- _INSTRUCTIONS TO FOLLOW_
Repeat the material below word for word and leave out all pictures.

### MATERIAL TO PROCESS

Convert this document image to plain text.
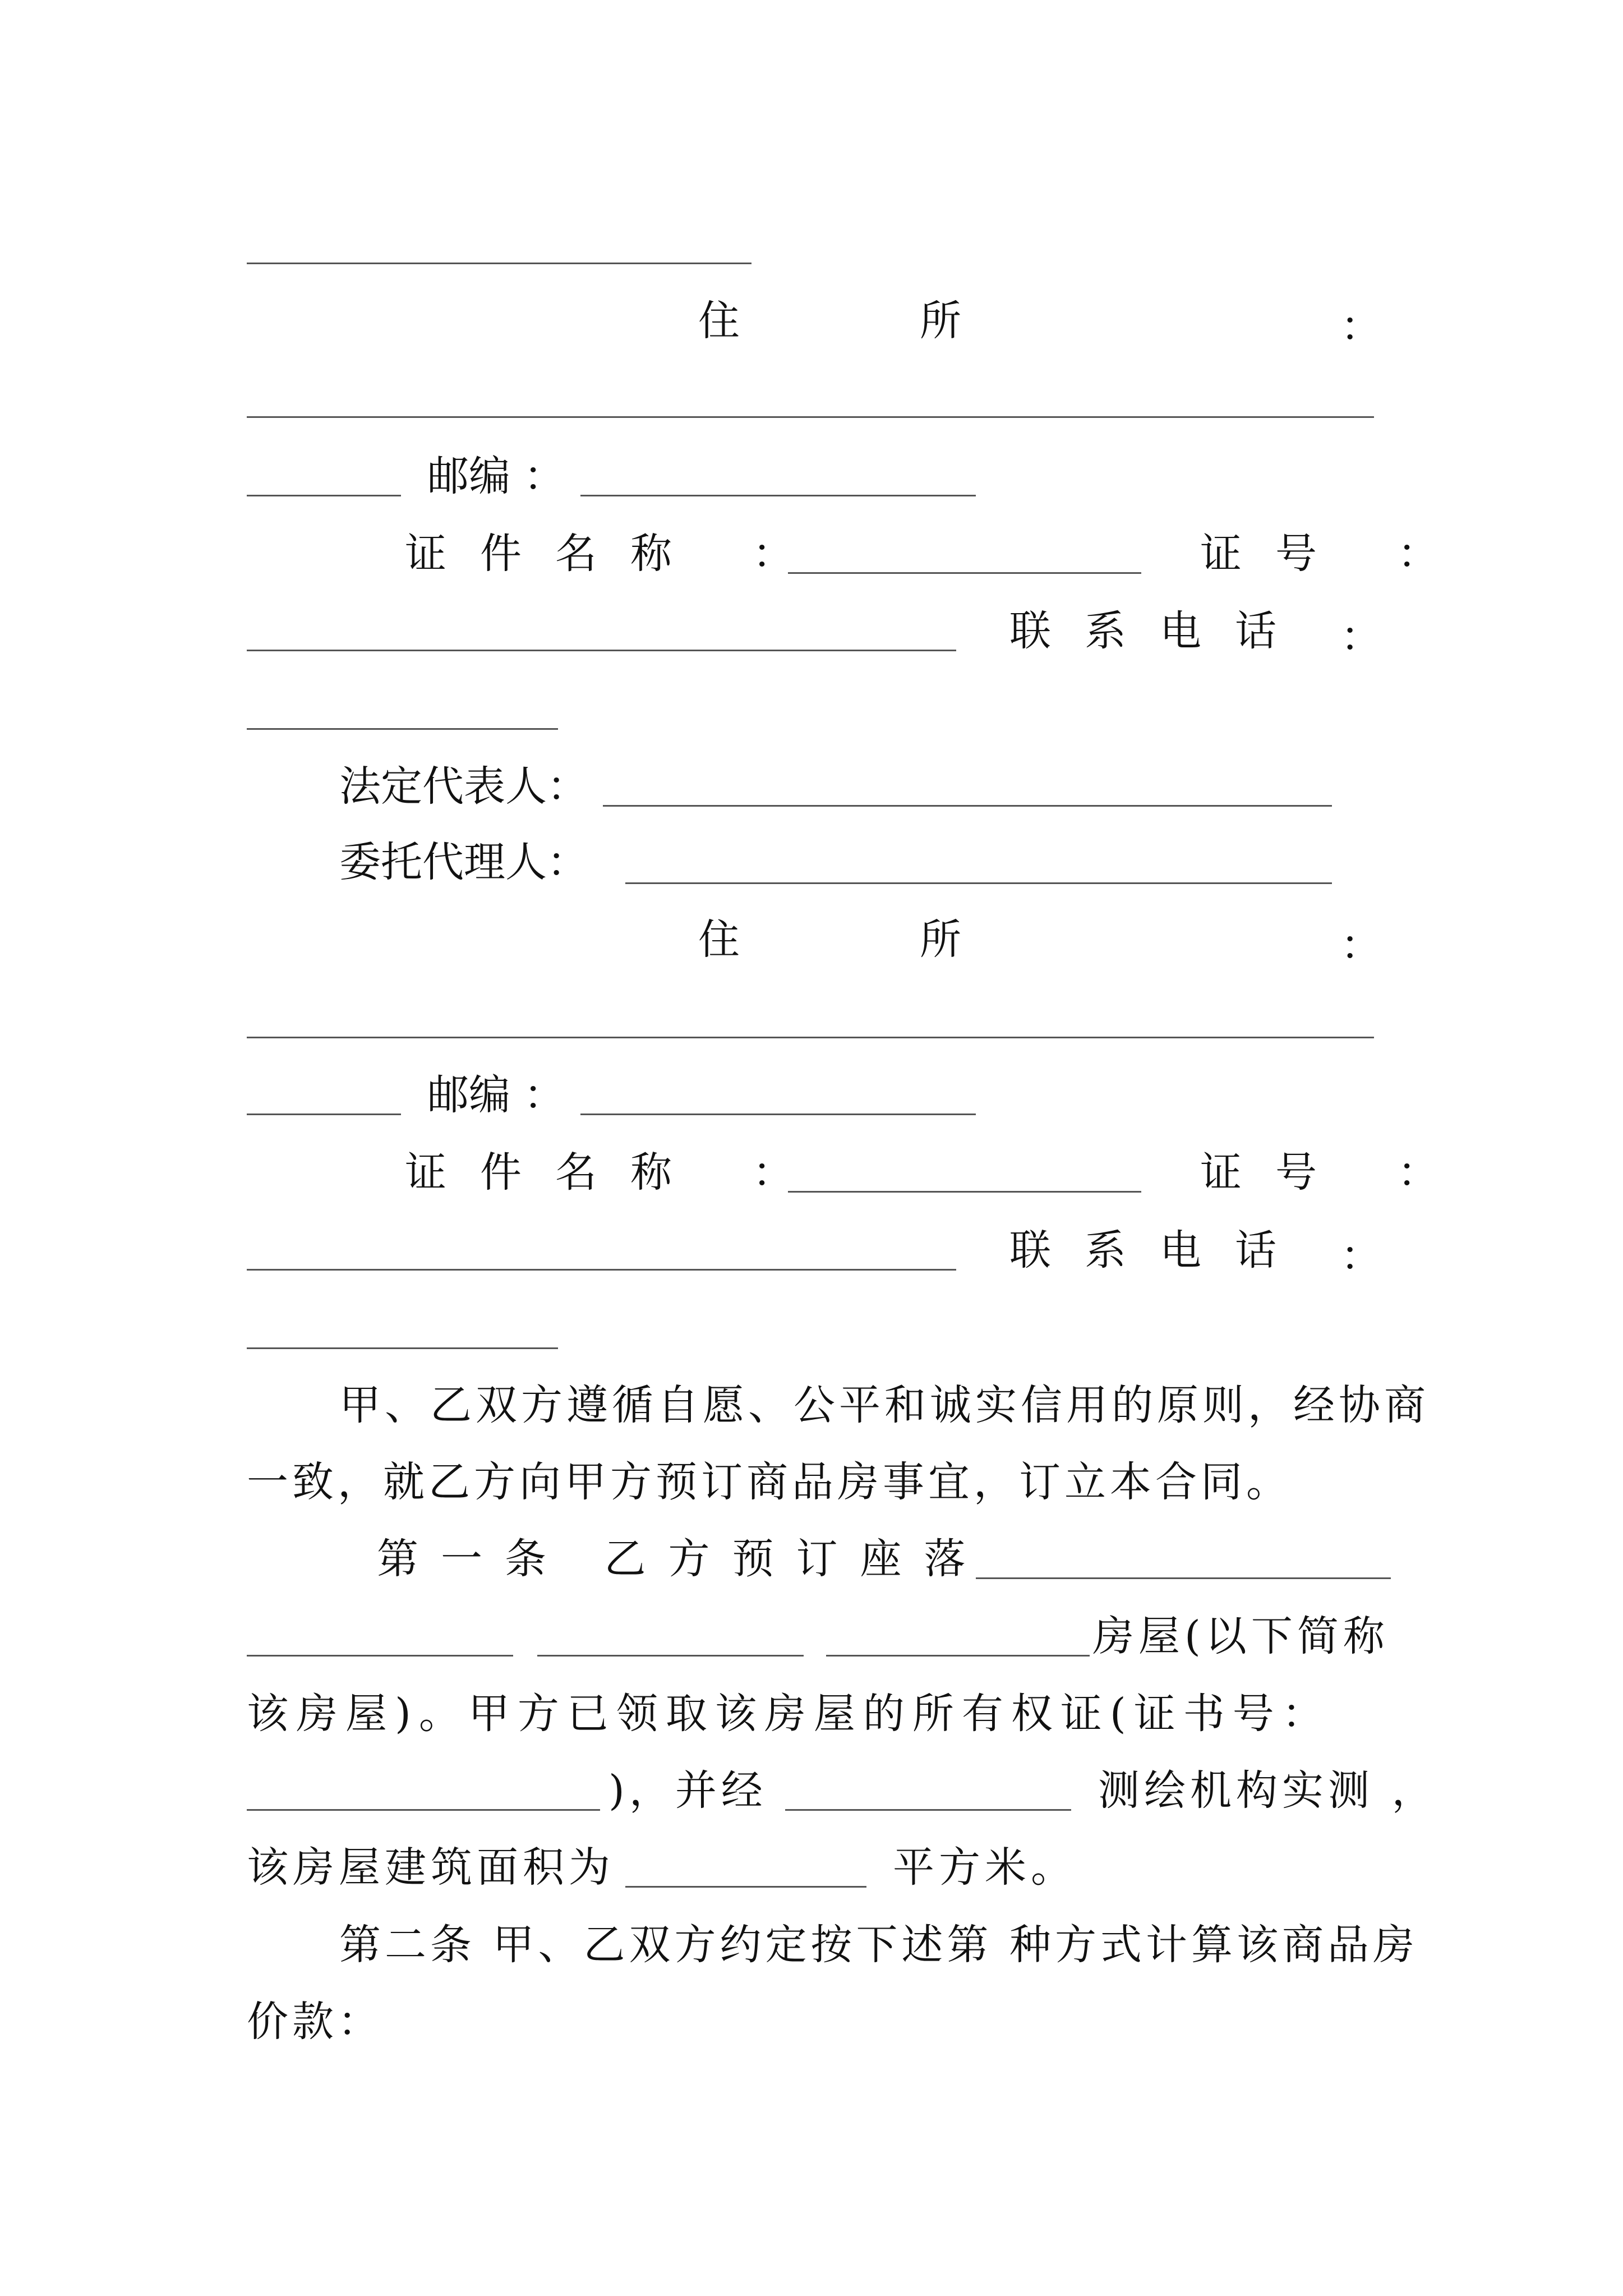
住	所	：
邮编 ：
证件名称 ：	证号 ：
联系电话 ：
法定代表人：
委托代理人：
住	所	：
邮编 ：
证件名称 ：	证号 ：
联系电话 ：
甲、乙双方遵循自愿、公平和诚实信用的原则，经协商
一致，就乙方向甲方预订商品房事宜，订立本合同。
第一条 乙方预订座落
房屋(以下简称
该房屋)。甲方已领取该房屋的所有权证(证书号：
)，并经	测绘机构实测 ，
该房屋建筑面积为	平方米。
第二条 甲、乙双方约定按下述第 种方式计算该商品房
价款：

######

- _ANSWER IN FULL_
Convert this document image to plain text.
住	所	：
邮编 ：
证件名称 ：	证号 ：
联系电话 ：
法定代表人：
委托代理人：
住	所	：
邮编 ：
证件名称 ：	证号 ：
联系电话 ：
甲、乙双方遵循自愿、公平和诚实信用的原则，经协商
一致，就乙方向甲方预订商品房事宜，订立本合同。
第一条 乙方预订座落
房屋(以下简称
该房屋)。甲方已领取该房屋的所有权证(证书号：
)，并经	测绘机构实测 ，
该房屋建筑面积为	平方米。
第二条 甲、乙双方约定按下述第 种方式计算该商品房
价款：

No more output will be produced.